*Do this*:
Quote all of the entries word for word.
==== Exercise input
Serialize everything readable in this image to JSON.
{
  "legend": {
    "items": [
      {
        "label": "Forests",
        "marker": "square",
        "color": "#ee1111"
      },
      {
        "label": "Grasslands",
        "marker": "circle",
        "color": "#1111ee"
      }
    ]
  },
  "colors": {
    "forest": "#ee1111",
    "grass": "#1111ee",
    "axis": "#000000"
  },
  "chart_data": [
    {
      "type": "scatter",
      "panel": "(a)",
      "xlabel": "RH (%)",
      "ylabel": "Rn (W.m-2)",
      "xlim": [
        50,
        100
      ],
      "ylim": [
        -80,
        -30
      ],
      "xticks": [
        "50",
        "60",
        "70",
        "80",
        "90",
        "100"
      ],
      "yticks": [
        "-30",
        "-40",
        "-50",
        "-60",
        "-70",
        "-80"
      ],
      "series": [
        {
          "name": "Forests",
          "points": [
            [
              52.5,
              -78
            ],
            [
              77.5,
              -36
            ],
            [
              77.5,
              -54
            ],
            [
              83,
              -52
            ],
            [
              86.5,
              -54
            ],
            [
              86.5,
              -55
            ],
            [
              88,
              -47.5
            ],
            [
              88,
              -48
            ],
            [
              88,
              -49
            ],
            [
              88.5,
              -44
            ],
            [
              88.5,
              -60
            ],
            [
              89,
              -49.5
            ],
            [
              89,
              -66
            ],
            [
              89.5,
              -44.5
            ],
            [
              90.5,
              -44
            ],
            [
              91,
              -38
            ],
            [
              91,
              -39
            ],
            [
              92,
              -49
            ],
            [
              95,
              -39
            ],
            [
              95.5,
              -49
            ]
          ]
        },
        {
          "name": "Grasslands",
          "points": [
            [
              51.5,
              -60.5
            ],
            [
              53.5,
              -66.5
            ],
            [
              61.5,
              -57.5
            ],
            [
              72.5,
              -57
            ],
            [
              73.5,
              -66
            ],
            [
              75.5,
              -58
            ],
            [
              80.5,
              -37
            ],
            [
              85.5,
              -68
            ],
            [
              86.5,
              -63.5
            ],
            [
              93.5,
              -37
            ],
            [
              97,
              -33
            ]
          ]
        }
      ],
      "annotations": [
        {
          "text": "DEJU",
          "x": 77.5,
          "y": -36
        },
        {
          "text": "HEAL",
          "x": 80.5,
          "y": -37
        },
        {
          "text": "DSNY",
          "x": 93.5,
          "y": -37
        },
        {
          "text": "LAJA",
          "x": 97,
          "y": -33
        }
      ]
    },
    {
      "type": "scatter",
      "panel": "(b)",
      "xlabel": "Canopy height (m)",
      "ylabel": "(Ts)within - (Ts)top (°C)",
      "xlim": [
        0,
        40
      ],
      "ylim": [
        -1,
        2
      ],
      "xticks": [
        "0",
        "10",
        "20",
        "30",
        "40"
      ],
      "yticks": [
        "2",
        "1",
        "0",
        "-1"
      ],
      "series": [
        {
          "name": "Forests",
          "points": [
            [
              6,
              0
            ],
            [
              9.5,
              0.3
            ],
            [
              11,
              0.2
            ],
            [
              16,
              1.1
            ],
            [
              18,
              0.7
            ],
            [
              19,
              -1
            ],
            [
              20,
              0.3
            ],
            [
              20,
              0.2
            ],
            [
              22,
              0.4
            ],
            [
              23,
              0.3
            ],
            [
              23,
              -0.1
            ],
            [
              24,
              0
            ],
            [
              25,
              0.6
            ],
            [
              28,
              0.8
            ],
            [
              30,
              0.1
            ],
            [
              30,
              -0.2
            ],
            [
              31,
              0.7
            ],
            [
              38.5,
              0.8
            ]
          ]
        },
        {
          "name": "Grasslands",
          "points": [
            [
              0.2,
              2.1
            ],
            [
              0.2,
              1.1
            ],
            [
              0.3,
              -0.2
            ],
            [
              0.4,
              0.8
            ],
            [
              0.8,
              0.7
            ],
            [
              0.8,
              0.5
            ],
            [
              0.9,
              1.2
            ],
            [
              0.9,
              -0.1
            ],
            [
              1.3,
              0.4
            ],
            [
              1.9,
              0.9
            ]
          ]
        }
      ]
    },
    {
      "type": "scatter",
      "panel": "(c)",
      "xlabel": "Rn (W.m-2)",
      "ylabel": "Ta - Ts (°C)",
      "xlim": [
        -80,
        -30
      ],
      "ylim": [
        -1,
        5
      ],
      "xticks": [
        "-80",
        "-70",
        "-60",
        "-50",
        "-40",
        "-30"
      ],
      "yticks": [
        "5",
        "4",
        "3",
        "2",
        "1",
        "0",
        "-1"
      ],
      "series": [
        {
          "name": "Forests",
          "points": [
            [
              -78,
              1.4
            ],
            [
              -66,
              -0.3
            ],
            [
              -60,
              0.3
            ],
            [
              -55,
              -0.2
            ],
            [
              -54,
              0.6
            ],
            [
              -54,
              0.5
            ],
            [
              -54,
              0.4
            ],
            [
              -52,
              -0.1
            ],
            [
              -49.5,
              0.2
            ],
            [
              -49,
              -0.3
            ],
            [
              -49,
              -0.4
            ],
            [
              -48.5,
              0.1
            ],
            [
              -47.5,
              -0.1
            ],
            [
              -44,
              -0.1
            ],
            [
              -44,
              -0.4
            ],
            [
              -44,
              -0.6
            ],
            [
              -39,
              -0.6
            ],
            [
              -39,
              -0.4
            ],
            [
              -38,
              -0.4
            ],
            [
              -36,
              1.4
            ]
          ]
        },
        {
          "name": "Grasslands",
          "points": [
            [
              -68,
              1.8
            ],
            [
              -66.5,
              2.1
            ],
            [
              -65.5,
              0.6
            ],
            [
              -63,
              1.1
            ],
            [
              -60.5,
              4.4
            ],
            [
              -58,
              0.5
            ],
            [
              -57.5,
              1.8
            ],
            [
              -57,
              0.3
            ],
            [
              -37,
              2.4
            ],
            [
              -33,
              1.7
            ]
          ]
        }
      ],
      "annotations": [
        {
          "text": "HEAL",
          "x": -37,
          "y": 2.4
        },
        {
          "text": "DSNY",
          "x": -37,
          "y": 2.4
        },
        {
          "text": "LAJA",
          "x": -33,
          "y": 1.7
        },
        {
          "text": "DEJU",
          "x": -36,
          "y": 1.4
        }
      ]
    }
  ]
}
========
*Output for this exercise*:
Serialize everything readable in this image to JSON.
{
  "legend": {
    "items": [
      {
        "label": "Forests",
        "marker": "square",
        "color": "#ee1111"
      },
      {
        "label": "Grasslands",
        "marker": "circle",
        "color": "#1111ee"
      }
    ]
  },
  "colors": {
    "forest": "#ee1111",
    "grass": "#1111ee",
    "axis": "#000000"
  },
  "chart_data": [
    {
      "type": "scatter",
      "panel": "(a)",
      "xlabel": "RH (%)",
      "ylabel": "Rn (W.m-2)",
      "xlim": [
        50,
        100
      ],
      "ylim": [
        -80,
        -30
      ],
      "xticks": [
        "50",
        "60",
        "70",
        "80",
        "90",
        "100"
      ],
      "yticks": [
        "-30",
        "-40",
        "-50",
        "-60",
        "-70",
        "-80"
      ],
      "series": [
        {
          "name": "Forests",
          "points": [
            [
              52.5,
              -78
            ],
            [
              77.5,
              -36
            ],
            [
              77.5,
              -54
            ],
            [
              83,
              -52
            ],
            [
              86.5,
              -54
            ],
            [
              86.5,
              -55
            ],
            [
              88,
              -47.5
            ],
            [
              88,
              -48
            ],
            [
              88,
              -49
            ],
            [
              88.5,
              -44
            ],
            [
              88.5,
              -60
            ],
            [
              89,
              -49.5
            ],
            [
              89,
              -66
            ],
            [
              89.5,
              -44.5
            ],
            [
              90.5,
              -44
            ],
            [
              91,
              -38
            ],
            [
              91,
              -39
            ],
            [
              92,
              -49
            ],
            [
              95,
              -39
            ],
            [
              95.5,
              -49
            ]
          ]
        },
        {
          "name": "Grasslands",
          "points": [
            [
              51.5,
              -60.5
            ],
            [
              53.5,
              -66.5
            ],
            [
              61.5,
              -57.5
            ],
            [
              72.5,
              -57
            ],
            [
              73.5,
              -66
            ],
            [
              75.5,
              -58
            ],
            [
              80.5,
              -37
            ],
            [
              85.5,
              -68
            ],
            [
              86.5,
              -63.5
            ],
            [
              93.5,
              -37
            ],
            [
              97,
              -33
            ]
          ]
        }
      ],
      "annotations": [
        {
          "text": "DEJU",
          "x": 77.5,
          "y": -36
        },
        {
          "text": "HEAL",
          "x": 80.5,
          "y": -37
        },
        {
          "text": "DSNY",
          "x": 93.5,
          "y": -37
        },
        {
          "text": "LAJA",
          "x": 97,
          "y": -33
        }
      ]
    },
    {
      "type": "scatter",
      "panel": "(b)",
      "xlabel": "Canopy height (m)",
      "ylabel": "(Ts)within - (Ts)top (°C)",
      "xlim": [
        0,
        40
      ],
      "ylim": [
        -1,
        2
      ],
      "xticks": [
        "0",
        "10",
        "20",
        "30",
        "40"
      ],
      "yticks": [
        "2",
        "1",
        "0",
        "-1"
      ],
      "series": [
        {
          "name": "Forests",
          "points": [
            [
              6,
              0
            ],
            [
              9.5,
              0.3
            ],
            [
              11,
              0.2
            ],
            [
              16,
              1.1
            ],
            [
              18,
              0.7
            ],
            [
              19,
              -1
            ],
            [
              20,
              0.3
            ],
            [
              20,
              0.2
            ],
            [
              22,
              0.4
            ],
            [
              23,
              0.3
            ],
            [
              23,
              -0.1
            ],
            [
              24,
              0
            ],
            [
              25,
              0.6
            ],
            [
              28,
              0.8
            ],
            [
              30,
              0.1
            ],
            [
              30,
              -0.2
            ],
            [
              31,
              0.7
            ],
            [
              38.5,
              0.8
            ]
          ]
        },
        {
          "name": "Grasslands",
          "points": [
            [
              0.2,
              2.1
            ],
            [
              0.2,
              1.1
            ],
            [
              0.3,
              -0.2
            ],
            [
              0.4,
              0.8
            ],
            [
              0.8,
              0.7
            ],
            [
              0.8,
              0.5
            ],
            [
              0.9,
              1.2
            ],
            [
              0.9,
              -0.1
            ],
            [
              1.3,
              0.4
            ],
            [
              1.9,
              0.9
            ]
          ]
        }
      ]
    },
    {
      "type": "scatter",
      "panel": "(c)",
      "xlabel": "Rn (W.m-2)",
      "ylabel": "Ta - Ts (°C)",
      "xlim": [
        -80,
        -30
      ],
      "ylim": [
        -1,
        5
      ],
      "xticks": [
        "-80",
        "-70",
        "-60",
        "-50",
        "-40",
        "-30"
      ],
      "yticks": [
        "5",
        "4",
        "3",
        "2",
        "1",
        "0",
        "-1"
      ],
      "series": [
        {
          "name": "Forests",
          "points": [
            [
              -78,
              1.4
            ],
            [
              -66,
              -0.3
            ],
            [
              -60,
              0.3
            ],
            [
              -55,
              -0.2
            ],
            [
              -54,
              0.6
            ],
            [
              -54,
              0.5
            ],
            [
              -54,
              0.4
            ],
            [
              -52,
              -0.1
            ],
            [
              -49.5,
              0.2
            ],
            [
              -49,
              -0.3
            ],
            [
              -49,
              -0.4
            ],
            [
              -48.5,
              0.1
            ],
            [
              -47.5,
              -0.1
            ],
            [
              -44,
              -0.1
            ],
            [
              -44,
              -0.4
            ],
            [
              -44,
              -0.6
            ],
            [
              -39,
              -0.6
            ],
            [
              -39,
              -0.4
            ],
            [
              -38,
              -0.4
            ],
            [
              -36,
              1.4
            ]
          ]
        },
        {
          "name": "Grasslands",
          "points": [
            [
              -68,
              1.8
            ],
            [
              -66.5,
              2.1
            ],
            [
              -65.5,
              0.6
            ],
            [
              -63,
              1.1
            ],
            [
              -60.5,
              4.4
            ],
            [
              -58,
              0.5
            ],
            [
              -57.5,
              1.8
            ],
            [
              -57,
              0.3
            ],
            [
              -37,
              2.4
            ],
            [
              -33,
              1.7
            ]
          ]
        }
      ],
      "annotations": [
        {
          "text": "HEAL",
          "x": -37,
          "y": 2.4
        },
        {
          "text": "DSNY",
          "x": -37,
          "y": 2.4
        },
        {
          "text": "LAJA",
          "x": -33,
          "y": 1.7
        },
        {
          "text": "DEJU",
          "x": -36,
          "y": 1.4
        }
      ]
    }
  ]
}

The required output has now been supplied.